Exercise directions. Write out each entry again. Keep every word exactly as it is.

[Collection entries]
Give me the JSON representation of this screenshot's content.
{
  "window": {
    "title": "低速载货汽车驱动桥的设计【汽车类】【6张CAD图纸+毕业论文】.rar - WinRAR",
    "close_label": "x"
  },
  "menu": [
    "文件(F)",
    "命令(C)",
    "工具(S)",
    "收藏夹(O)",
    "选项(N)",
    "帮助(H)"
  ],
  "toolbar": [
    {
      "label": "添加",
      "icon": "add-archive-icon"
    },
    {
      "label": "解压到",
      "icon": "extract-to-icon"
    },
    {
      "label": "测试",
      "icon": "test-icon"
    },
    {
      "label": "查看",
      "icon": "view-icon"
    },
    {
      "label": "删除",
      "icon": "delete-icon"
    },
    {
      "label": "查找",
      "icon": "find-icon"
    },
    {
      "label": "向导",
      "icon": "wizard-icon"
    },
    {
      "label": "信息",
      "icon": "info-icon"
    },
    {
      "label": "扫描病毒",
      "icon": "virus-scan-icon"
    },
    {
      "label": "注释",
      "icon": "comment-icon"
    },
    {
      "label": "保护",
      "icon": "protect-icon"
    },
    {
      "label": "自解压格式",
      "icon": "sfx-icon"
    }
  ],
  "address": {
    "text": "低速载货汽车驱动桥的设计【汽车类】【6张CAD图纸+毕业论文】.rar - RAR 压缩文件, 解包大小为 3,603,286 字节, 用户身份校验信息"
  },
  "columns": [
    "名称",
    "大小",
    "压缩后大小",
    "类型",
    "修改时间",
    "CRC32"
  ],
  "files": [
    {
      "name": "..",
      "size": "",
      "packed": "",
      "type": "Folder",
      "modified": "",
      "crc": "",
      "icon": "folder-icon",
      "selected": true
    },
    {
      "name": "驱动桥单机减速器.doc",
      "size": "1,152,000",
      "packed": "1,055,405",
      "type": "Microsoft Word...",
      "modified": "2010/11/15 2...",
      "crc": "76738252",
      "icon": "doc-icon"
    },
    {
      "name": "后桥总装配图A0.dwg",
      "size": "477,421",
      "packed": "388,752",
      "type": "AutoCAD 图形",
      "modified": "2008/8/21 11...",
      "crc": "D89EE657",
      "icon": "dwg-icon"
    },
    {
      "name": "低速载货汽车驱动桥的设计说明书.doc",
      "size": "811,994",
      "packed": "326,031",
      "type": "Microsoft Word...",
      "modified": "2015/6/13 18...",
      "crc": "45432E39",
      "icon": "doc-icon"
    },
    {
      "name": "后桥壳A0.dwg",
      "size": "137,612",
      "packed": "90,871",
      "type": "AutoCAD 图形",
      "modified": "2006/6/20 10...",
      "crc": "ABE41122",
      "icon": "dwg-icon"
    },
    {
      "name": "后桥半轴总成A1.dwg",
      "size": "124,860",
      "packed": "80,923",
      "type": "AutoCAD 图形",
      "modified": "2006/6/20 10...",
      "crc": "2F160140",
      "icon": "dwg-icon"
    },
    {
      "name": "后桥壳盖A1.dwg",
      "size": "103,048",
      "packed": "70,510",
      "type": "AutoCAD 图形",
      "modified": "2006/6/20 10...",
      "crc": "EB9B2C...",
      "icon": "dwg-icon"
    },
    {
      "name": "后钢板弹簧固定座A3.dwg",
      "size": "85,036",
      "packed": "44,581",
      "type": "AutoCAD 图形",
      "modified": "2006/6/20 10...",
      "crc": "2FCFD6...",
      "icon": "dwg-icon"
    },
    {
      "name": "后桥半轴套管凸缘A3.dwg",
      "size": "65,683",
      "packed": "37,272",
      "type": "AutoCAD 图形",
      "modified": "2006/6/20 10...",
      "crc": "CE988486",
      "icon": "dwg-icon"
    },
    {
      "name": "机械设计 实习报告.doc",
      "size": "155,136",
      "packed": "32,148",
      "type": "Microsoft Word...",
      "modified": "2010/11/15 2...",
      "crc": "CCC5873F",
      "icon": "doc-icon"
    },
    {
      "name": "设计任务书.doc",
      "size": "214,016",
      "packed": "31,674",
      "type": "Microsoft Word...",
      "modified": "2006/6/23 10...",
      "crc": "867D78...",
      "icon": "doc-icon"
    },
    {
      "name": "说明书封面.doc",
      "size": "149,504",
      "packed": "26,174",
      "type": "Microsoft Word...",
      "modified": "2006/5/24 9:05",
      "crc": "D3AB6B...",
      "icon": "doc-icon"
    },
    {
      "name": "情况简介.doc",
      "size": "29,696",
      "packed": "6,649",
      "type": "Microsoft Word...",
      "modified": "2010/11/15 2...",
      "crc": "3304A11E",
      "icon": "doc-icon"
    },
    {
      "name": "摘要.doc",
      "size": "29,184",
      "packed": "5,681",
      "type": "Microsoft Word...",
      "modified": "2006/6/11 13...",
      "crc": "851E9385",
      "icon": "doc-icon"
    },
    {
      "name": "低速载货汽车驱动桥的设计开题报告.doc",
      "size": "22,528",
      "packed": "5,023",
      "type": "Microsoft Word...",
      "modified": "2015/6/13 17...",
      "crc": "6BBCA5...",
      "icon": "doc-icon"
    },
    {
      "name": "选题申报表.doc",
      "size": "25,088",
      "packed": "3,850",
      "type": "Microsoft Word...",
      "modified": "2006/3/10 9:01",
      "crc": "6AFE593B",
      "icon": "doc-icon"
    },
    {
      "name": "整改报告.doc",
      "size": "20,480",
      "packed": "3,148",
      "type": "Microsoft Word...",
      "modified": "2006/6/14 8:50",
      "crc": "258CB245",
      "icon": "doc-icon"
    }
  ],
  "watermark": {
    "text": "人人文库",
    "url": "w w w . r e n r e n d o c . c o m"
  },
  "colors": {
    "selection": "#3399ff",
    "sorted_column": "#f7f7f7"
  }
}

Exercise answer.
Give me the JSON representation of this screenshot's content.
{
  "window": {
    "title": "低速载货汽车驱动桥的设计【汽车类】【6张CAD图纸+毕业论文】.rar - WinRAR",
    "close_label": "x"
  },
  "menu": [
    "文件(F)",
    "命令(C)",
    "工具(S)",
    "收藏夹(O)",
    "选项(N)",
    "帮助(H)"
  ],
  "toolbar": [
    {
      "label": "添加",
      "icon": "add-archive-icon"
    },
    {
      "label": "解压到",
      "icon": "extract-to-icon"
    },
    {
      "label": "测试",
      "icon": "test-icon"
    },
    {
      "label": "查看",
      "icon": "view-icon"
    },
    {
      "label": "删除",
      "icon": "delete-icon"
    },
    {
      "label": "查找",
      "icon": "find-icon"
    },
    {
      "label": "向导",
      "icon": "wizard-icon"
    },
    {
      "label": "信息",
      "icon": "info-icon"
    },
    {
      "label": "扫描病毒",
      "icon": "virus-scan-icon"
    },
    {
      "label": "注释",
      "icon": "comment-icon"
    },
    {
      "label": "保护",
      "icon": "protect-icon"
    },
    {
      "label": "自解压格式",
      "icon": "sfx-icon"
    }
  ],
  "address": {
    "text": "低速载货汽车驱动桥的设计【汽车类】【6张CAD图纸+毕业论文】.rar - RAR 压缩文件, 解包大小为 3,603,286 字节, 用户身份校验信息"
  },
  "columns": [
    "名称",
    "大小",
    "压缩后大小",
    "类型",
    "修改时间",
    "CRC32"
  ],
  "files": [
    {
      "name": "..",
      "size": "",
      "packed": "",
      "type": "Folder",
      "modified": "",
      "crc": "",
      "icon": "folder-icon",
      "selected": true
    },
    {
      "name": "驱动桥单机减速器.doc",
      "size": "1,152,000",
      "packed": "1,055,405",
      "type": "Microsoft Word...",
      "modified": "2010/11/15 2...",
      "crc": "76738252",
      "icon": "doc-icon"
    },
    {
      "name": "后桥总装配图A0.dwg",
      "size": "477,421",
      "packed": "388,752",
      "type": "AutoCAD 图形",
      "modified": "2008/8/21 11...",
      "crc": "D89EE657",
      "icon": "dwg-icon"
    },
    {
      "name": "低速载货汽车驱动桥的设计说明书.doc",
      "size": "811,994",
      "packed": "326,031",
      "type": "Microsoft Word...",
      "modified": "2015/6/13 18...",
      "crc": "45432E39",
      "icon": "doc-icon"
    },
    {
      "name": "后桥壳A0.dwg",
      "size": "137,612",
      "packed": "90,871",
      "type": "AutoCAD 图形",
      "modified": "2006/6/20 10...",
      "crc": "ABE41122",
      "icon": "dwg-icon"
    },
    {
      "name": "后桥半轴总成A1.dwg",
      "size": "124,860",
      "packed": "80,923",
      "type": "AutoCAD 图形",
      "modified": "2006/6/20 10...",
      "crc": "2F160140",
      "icon": "dwg-icon"
    },
    {
      "name": "后桥壳盖A1.dwg",
      "size": "103,048",
      "packed": "70,510",
      "type": "AutoCAD 图形",
      "modified": "2006/6/20 10...",
      "crc": "EB9B2C...",
      "icon": "dwg-icon"
    },
    {
      "name": "后钢板弹簧固定座A3.dwg",
      "size": "85,036",
      "packed": "44,581",
      "type": "AutoCAD 图形",
      "modified": "2006/6/20 10...",
      "crc": "2FCFD6...",
      "icon": "dwg-icon"
    },
    {
      "name": "后桥半轴套管凸缘A3.dwg",
      "size": "65,683",
      "packed": "37,272",
      "type": "AutoCAD 图形",
      "modified": "2006/6/20 10...",
      "crc": "CE988486",
      "icon": "dwg-icon"
    },
    {
      "name": "机械设计 实习报告.doc",
      "size": "155,136",
      "packed": "32,148",
      "type": "Microsoft Word...",
      "modified": "2010/11/15 2...",
      "crc": "CCC5873F",
      "icon": "doc-icon"
    },
    {
      "name": "设计任务书.doc",
      "size": "214,016",
      "packed": "31,674",
      "type": "Microsoft Word...",
      "modified": "2006/6/23 10...",
      "crc": "867D78...",
      "icon": "doc-icon"
    },
    {
      "name": "说明书封面.doc",
      "size": "149,504",
      "packed": "26,174",
      "type": "Microsoft Word...",
      "modified": "2006/5/24 9:05",
      "crc": "D3AB6B...",
      "icon": "doc-icon"
    },
    {
      "name": "情况简介.doc",
      "size": "29,696",
      "packed": "6,649",
      "type": "Microsoft Word...",
      "modified": "2010/11/15 2...",
      "crc": "3304A11E",
      "icon": "doc-icon"
    },
    {
      "name": "摘要.doc",
      "size": "29,184",
      "packed": "5,681",
      "type": "Microsoft Word...",
      "modified": "2006/6/11 13...",
      "crc": "851E9385",
      "icon": "doc-icon"
    },
    {
      "name": "低速载货汽车驱动桥的设计开题报告.doc",
      "size": "22,528",
      "packed": "5,023",
      "type": "Microsoft Word...",
      "modified": "2015/6/13 17...",
      "crc": "6BBCA5...",
      "icon": "doc-icon"
    },
    {
      "name": "选题申报表.doc",
      "size": "25,088",
      "packed": "3,850",
      "type": "Microsoft Word...",
      "modified": "2006/3/10 9:01",
      "crc": "6AFE593B",
      "icon": "doc-icon"
    },
    {
      "name": "整改报告.doc",
      "size": "20,480",
      "packed": "3,148",
      "type": "Microsoft Word...",
      "modified": "2006/6/14 8:50",
      "crc": "258CB245",
      "icon": "doc-icon"
    }
  ],
  "watermark": {
    "text": "人人文库",
    "url": "w w w . r e n r e n d o c . c o m"
  },
  "colors": {
    "selection": "#3399ff",
    "sorted_column": "#f7f7f7"
  }
}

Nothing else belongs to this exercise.